_Instruction_. Using the entries that follow, state how many lines contain the word "Studio". The response is that number and nothing more.

Dataset excerpts
------------
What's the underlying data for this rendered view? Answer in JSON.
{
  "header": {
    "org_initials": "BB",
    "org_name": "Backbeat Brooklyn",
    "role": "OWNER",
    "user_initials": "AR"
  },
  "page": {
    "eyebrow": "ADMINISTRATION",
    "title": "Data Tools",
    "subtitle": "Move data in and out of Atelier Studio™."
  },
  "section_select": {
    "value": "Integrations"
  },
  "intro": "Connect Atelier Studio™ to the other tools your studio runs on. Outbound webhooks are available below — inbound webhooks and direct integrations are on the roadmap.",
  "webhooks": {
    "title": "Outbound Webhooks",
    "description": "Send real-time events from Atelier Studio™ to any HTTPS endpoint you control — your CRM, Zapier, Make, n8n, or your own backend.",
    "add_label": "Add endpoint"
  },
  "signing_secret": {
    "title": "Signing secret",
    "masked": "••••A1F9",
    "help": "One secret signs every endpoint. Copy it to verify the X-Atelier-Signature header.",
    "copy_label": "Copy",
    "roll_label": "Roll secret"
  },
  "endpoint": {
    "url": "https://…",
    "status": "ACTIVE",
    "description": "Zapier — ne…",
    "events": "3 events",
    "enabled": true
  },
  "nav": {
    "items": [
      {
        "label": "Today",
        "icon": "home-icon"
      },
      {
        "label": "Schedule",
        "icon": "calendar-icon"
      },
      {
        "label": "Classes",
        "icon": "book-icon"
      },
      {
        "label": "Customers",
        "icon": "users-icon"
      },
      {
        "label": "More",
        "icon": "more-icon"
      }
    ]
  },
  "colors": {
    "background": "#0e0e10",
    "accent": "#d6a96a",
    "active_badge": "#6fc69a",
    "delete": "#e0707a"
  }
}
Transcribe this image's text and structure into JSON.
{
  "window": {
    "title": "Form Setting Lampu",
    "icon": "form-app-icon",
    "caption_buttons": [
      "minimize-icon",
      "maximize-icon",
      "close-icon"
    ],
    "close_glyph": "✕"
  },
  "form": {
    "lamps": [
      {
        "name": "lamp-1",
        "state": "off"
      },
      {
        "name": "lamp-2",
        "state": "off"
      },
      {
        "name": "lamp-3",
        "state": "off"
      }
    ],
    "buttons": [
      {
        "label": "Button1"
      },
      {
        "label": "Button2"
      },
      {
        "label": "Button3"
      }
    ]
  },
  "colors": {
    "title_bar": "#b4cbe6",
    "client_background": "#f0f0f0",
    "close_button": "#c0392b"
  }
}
------------
_Finished task_. 3